--- start Available records ---
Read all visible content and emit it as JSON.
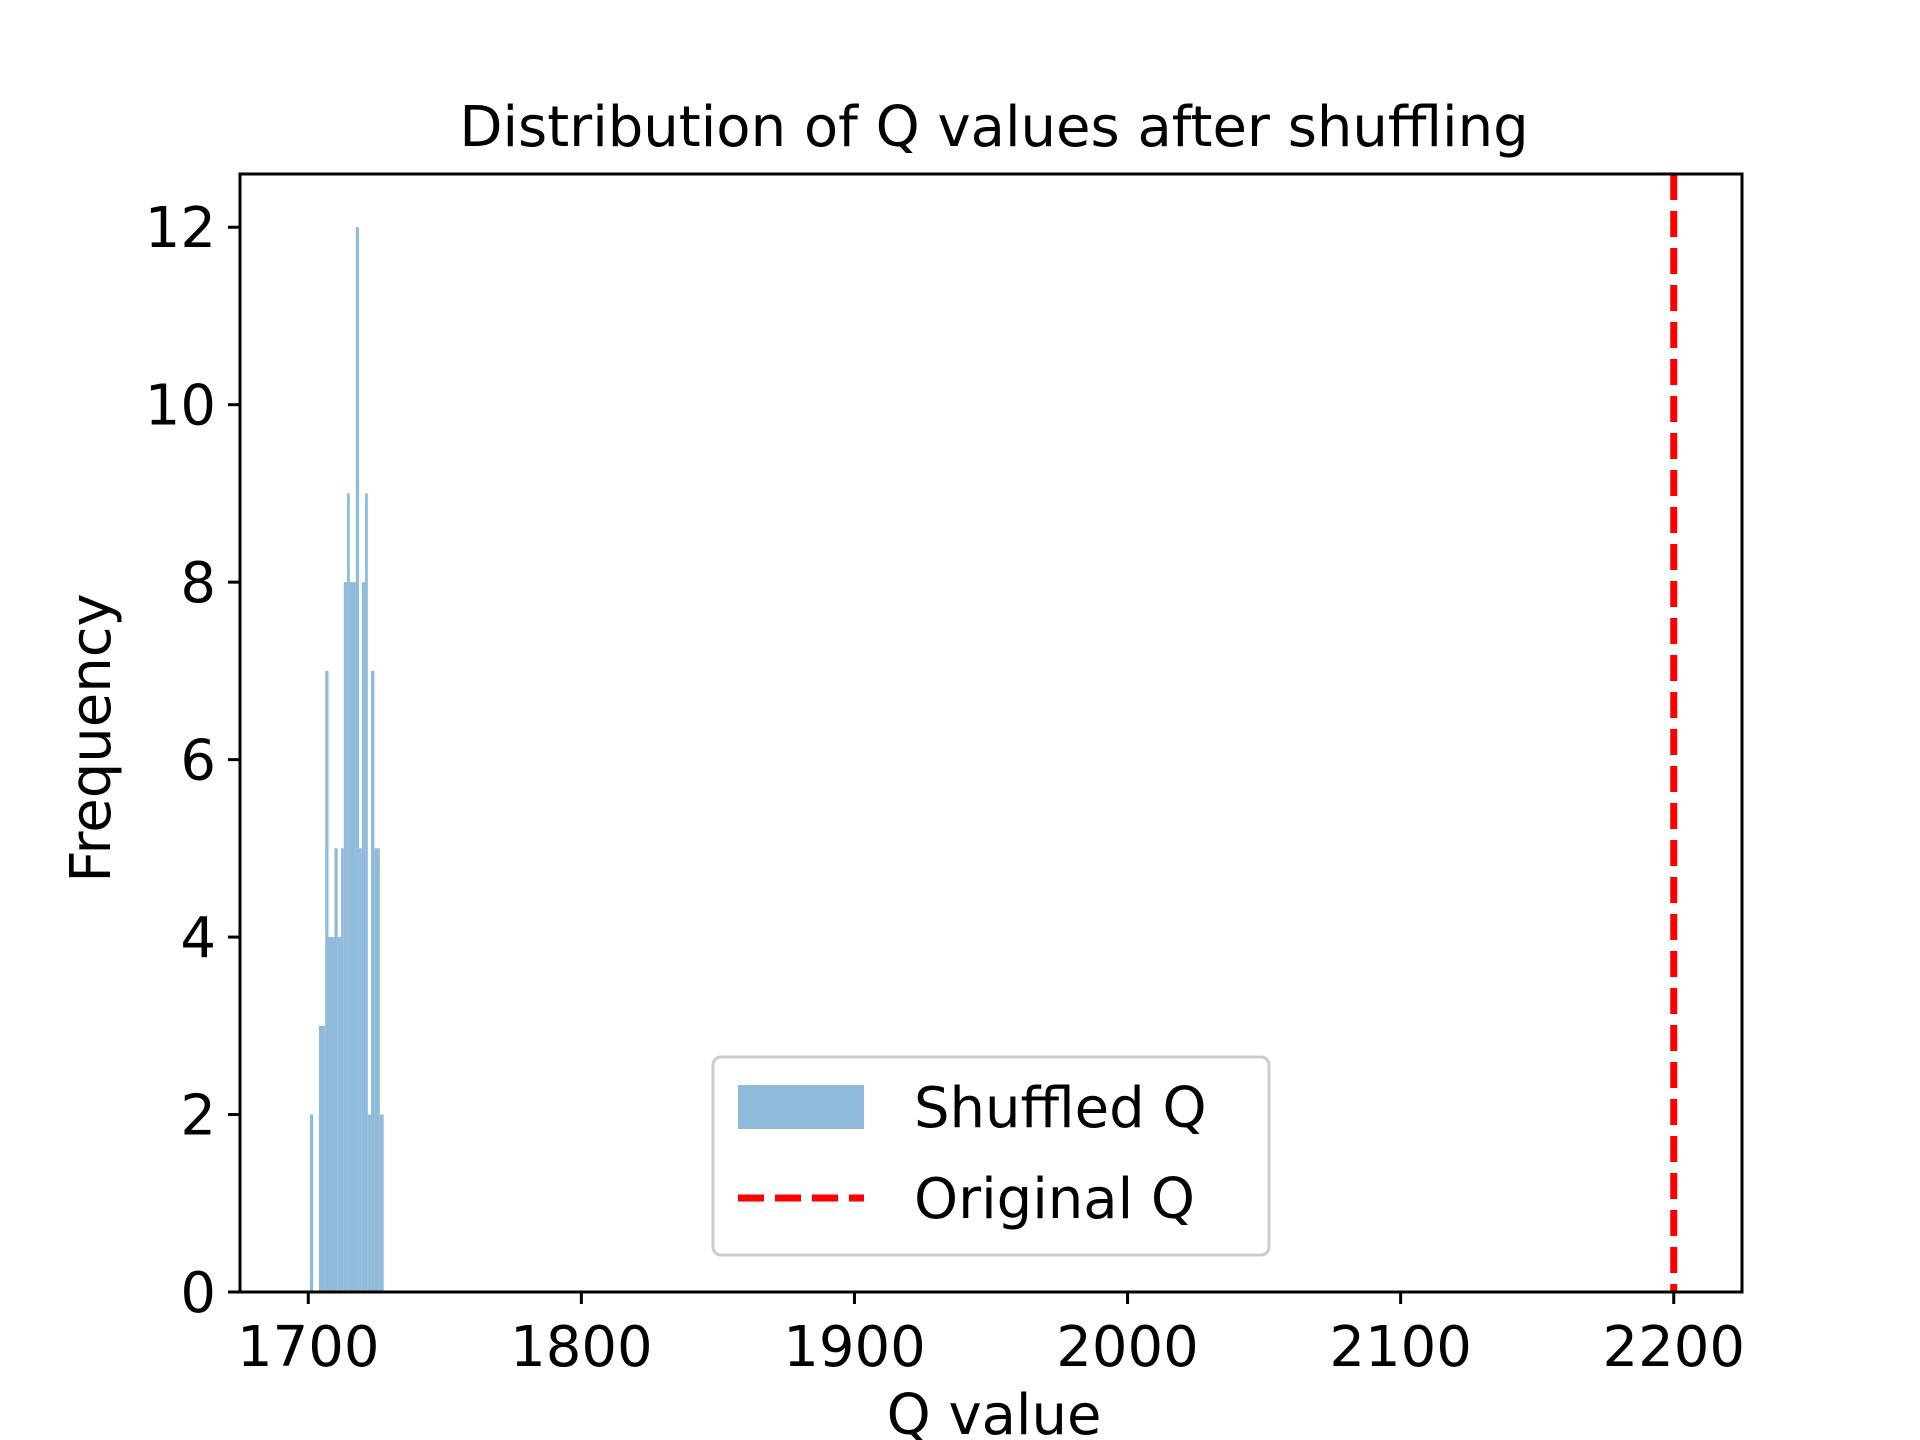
{
  "chart_data": {
    "type": "bar",
    "title": "Distribution of Q values after shuffling",
    "xlabel": "Q value",
    "ylabel": "Frequency",
    "xlim": [
      1675,
      2225
    ],
    "ylim": [
      0,
      12.6
    ],
    "xticks": [
      1700,
      1800,
      1900,
      2000,
      2100,
      2200
    ],
    "yticks": [
      0,
      2,
      4,
      6,
      8,
      10,
      12
    ],
    "grid": false,
    "legend_position": "lower center",
    "colors": {
      "histogram": "#8fbad9",
      "reference_line": "#ff0000",
      "frame": "#000000"
    },
    "series": [
      {
        "name": "Shuffled Q",
        "kind": "histogram",
        "bins": [
          {
            "x0": 1700.6,
            "x1": 1701.8,
            "count": 2
          },
          {
            "x0": 1703.9,
            "x1": 1706.2,
            "count": 3
          },
          {
            "x0": 1706.2,
            "x1": 1707.4,
            "count": 7
          },
          {
            "x0": 1707.4,
            "x1": 1709.6,
            "count": 4
          },
          {
            "x0": 1709.6,
            "x1": 1710.8,
            "count": 5
          },
          {
            "x0": 1710.8,
            "x1": 1712.0,
            "count": 4
          },
          {
            "x0": 1712.0,
            "x1": 1713.0,
            "count": 5
          },
          {
            "x0": 1713.0,
            "x1": 1714.2,
            "count": 8
          },
          {
            "x0": 1714.2,
            "x1": 1715.2,
            "count": 9
          },
          {
            "x0": 1715.2,
            "x1": 1717.4,
            "count": 8
          },
          {
            "x0": 1717.4,
            "x1": 1718.6,
            "count": 12
          },
          {
            "x0": 1718.6,
            "x1": 1719.6,
            "count": 5
          },
          {
            "x0": 1719.6,
            "x1": 1720.8,
            "count": 8
          },
          {
            "x0": 1720.8,
            "x1": 1721.8,
            "count": 9
          },
          {
            "x0": 1721.8,
            "x1": 1723.0,
            "count": 2
          },
          {
            "x0": 1723.0,
            "x1": 1724.2,
            "count": 7
          },
          {
            "x0": 1724.2,
            "x1": 1726.2,
            "count": 5
          },
          {
            "x0": 1726.2,
            "x1": 1727.6,
            "count": 2
          }
        ]
      },
      {
        "name": "Original Q",
        "kind": "vline",
        "x": 2200
      }
    ]
  }
}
--- end Available records ---
> What the task requires: Images should not appear in the copy; retype the listing above exactly.

> Response to the task:
Read all visible content and emit it as JSON.
{
  "chart_data": {
    "type": "bar",
    "title": "Distribution of Q values after shuffling",
    "xlabel": "Q value",
    "ylabel": "Frequency",
    "xlim": [
      1675,
      2225
    ],
    "ylim": [
      0,
      12.6
    ],
    "xticks": [
      1700,
      1800,
      1900,
      2000,
      2100,
      2200
    ],
    "yticks": [
      0,
      2,
      4,
      6,
      8,
      10,
      12
    ],
    "grid": false,
    "legend_position": "lower center",
    "colors": {
      "histogram": "#8fbad9",
      "reference_line": "#ff0000",
      "frame": "#000000"
    },
    "series": [
      {
        "name": "Shuffled Q",
        "kind": "histogram",
        "bins": [
          {
            "x0": 1700.6,
            "x1": 1701.8,
            "count": 2
          },
          {
            "x0": 1703.9,
            "x1": 1706.2,
            "count": 3
          },
          {
            "x0": 1706.2,
            "x1": 1707.4,
            "count": 7
          },
          {
            "x0": 1707.4,
            "x1": 1709.6,
            "count": 4
          },
          {
            "x0": 1709.6,
            "x1": 1710.8,
            "count": 5
          },
          {
            "x0": 1710.8,
            "x1": 1712.0,
            "count": 4
          },
          {
            "x0": 1712.0,
            "x1": 1713.0,
            "count": 5
          },
          {
            "x0": 1713.0,
            "x1": 1714.2,
            "count": 8
          },
          {
            "x0": 1714.2,
            "x1": 1715.2,
            "count": 9
          },
          {
            "x0": 1715.2,
            "x1": 1717.4,
            "count": 8
          },
          {
            "x0": 1717.4,
            "x1": 1718.6,
            "count": 12
          },
          {
            "x0": 1718.6,
            "x1": 1719.6,
            "count": 5
          },
          {
            "x0": 1719.6,
            "x1": 1720.8,
            "count": 8
          },
          {
            "x0": 1720.8,
            "x1": 1721.8,
            "count": 9
          },
          {
            "x0": 1721.8,
            "x1": 1723.0,
            "count": 2
          },
          {
            "x0": 1723.0,
            "x1": 1724.2,
            "count": 7
          },
          {
            "x0": 1724.2,
            "x1": 1726.2,
            "count": 5
          },
          {
            "x0": 1726.2,
            "x1": 1727.6,
            "count": 2
          }
        ]
      },
      {
        "name": "Original Q",
        "kind": "vline",
        "x": 2200
      }
    ]
  }
}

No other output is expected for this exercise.